::: Material :::

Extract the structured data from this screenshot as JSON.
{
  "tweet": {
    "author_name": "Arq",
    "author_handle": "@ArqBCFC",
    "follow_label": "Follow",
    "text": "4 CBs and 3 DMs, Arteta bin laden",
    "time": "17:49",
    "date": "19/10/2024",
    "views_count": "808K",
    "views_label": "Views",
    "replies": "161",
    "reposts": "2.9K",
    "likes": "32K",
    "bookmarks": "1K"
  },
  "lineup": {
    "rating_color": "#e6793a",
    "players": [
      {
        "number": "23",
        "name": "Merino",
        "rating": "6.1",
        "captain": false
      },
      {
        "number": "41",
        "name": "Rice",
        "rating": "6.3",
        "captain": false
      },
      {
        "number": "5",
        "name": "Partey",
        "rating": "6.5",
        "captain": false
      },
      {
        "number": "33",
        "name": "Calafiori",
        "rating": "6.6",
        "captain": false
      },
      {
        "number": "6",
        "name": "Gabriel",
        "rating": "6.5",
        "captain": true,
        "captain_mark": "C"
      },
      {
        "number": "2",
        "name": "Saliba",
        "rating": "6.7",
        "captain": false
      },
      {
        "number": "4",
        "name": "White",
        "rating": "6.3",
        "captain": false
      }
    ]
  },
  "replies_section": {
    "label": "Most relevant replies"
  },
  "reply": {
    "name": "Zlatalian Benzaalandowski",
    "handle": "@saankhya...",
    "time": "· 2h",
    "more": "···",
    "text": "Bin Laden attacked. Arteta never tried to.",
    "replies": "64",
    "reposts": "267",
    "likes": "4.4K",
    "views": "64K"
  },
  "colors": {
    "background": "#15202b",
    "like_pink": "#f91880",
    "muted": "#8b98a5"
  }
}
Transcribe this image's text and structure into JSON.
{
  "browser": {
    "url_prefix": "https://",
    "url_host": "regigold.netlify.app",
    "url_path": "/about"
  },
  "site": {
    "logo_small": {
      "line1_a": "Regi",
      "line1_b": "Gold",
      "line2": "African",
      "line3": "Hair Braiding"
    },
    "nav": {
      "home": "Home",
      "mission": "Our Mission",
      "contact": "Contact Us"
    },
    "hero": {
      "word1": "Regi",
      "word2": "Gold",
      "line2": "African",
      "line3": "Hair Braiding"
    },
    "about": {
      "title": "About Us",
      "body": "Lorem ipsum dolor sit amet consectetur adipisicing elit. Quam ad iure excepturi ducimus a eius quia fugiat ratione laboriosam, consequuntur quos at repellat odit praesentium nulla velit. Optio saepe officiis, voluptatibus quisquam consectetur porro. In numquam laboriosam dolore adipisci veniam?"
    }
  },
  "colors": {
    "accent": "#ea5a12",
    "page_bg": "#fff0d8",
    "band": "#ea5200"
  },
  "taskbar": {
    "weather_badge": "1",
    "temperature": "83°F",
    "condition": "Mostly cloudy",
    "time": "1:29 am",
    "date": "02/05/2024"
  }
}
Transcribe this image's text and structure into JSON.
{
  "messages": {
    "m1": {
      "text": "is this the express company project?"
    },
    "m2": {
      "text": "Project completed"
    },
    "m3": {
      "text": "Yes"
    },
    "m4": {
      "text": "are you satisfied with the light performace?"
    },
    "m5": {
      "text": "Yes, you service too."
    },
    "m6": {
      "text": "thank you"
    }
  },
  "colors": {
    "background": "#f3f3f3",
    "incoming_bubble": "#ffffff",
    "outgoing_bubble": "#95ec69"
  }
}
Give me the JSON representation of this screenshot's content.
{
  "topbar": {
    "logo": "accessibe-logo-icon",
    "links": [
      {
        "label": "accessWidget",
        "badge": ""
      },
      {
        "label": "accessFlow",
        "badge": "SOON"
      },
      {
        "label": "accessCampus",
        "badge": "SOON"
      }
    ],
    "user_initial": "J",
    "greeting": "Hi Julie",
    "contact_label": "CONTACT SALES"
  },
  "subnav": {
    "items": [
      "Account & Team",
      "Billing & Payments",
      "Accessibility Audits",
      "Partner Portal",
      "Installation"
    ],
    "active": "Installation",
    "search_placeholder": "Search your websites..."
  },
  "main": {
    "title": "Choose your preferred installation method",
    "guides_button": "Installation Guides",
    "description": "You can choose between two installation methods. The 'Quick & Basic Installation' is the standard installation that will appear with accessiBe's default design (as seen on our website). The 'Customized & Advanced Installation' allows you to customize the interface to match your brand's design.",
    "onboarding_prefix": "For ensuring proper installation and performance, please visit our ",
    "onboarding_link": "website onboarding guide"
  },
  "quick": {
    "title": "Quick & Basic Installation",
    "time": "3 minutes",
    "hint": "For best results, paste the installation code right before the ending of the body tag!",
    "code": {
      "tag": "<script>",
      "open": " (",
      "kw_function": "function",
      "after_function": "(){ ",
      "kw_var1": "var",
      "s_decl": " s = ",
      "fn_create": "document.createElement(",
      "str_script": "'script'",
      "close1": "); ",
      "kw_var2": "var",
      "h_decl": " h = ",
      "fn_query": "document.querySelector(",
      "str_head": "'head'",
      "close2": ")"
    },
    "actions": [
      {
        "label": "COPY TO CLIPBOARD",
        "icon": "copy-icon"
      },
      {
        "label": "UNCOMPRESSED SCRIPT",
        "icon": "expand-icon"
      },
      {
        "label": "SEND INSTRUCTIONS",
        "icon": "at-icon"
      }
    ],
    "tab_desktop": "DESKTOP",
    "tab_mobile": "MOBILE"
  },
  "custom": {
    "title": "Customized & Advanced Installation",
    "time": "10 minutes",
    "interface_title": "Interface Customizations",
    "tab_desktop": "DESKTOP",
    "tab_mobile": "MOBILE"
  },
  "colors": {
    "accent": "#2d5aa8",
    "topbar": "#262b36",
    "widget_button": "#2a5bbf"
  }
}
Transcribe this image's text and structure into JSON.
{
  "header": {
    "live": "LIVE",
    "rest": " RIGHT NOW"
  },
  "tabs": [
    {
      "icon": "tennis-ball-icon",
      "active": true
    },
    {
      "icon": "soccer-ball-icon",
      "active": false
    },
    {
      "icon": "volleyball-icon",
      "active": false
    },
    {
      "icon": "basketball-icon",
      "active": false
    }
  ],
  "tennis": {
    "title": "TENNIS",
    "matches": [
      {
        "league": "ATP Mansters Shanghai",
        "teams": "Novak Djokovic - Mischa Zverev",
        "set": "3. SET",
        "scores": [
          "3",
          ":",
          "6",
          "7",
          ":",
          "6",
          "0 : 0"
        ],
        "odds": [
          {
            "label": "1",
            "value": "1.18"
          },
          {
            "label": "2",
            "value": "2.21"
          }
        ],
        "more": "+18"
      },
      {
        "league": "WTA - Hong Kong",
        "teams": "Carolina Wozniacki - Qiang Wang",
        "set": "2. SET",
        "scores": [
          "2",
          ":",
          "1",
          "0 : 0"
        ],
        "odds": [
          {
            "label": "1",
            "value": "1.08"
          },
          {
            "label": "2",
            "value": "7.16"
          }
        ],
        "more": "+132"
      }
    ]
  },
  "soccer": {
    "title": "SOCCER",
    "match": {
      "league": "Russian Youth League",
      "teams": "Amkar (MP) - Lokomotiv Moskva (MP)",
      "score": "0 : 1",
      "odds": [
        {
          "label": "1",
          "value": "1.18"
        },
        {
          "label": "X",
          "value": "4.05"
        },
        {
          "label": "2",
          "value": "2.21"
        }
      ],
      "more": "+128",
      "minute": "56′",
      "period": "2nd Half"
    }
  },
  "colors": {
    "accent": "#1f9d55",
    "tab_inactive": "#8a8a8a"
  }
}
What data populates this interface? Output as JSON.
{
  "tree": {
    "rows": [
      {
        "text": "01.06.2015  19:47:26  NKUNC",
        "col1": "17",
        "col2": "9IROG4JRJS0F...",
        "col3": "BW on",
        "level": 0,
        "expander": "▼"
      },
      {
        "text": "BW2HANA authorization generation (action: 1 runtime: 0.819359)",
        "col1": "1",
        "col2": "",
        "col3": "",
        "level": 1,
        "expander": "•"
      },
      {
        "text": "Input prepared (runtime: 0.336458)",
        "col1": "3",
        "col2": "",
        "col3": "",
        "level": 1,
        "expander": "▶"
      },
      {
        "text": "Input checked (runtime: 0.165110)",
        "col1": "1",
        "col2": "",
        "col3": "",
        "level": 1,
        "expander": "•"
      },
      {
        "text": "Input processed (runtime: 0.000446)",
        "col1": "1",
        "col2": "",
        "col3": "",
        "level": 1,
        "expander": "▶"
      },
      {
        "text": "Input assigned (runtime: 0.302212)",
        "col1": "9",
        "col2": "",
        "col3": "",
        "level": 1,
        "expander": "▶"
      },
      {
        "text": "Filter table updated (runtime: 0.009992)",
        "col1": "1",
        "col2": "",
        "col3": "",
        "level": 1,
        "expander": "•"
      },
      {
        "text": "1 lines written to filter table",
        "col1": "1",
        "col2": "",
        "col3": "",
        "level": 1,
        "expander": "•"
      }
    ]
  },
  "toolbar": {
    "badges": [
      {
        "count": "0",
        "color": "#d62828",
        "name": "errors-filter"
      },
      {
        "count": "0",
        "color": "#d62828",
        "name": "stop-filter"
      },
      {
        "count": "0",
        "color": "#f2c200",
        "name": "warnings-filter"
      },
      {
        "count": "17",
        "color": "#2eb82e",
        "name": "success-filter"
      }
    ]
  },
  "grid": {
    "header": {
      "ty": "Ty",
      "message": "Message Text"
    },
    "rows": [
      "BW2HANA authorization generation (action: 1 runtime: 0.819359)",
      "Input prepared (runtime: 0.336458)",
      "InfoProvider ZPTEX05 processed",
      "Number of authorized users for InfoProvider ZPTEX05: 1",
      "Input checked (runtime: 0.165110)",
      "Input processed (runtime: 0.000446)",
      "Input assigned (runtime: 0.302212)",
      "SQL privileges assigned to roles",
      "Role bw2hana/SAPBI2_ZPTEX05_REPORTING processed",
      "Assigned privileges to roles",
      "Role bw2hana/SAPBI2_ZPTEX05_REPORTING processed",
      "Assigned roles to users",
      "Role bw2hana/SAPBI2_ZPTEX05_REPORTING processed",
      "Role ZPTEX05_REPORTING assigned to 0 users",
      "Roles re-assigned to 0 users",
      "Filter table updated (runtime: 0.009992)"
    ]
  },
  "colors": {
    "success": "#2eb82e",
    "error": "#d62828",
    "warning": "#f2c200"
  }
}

:::

Look through the material above and work out how many of its lines contain "with". State the number only.

2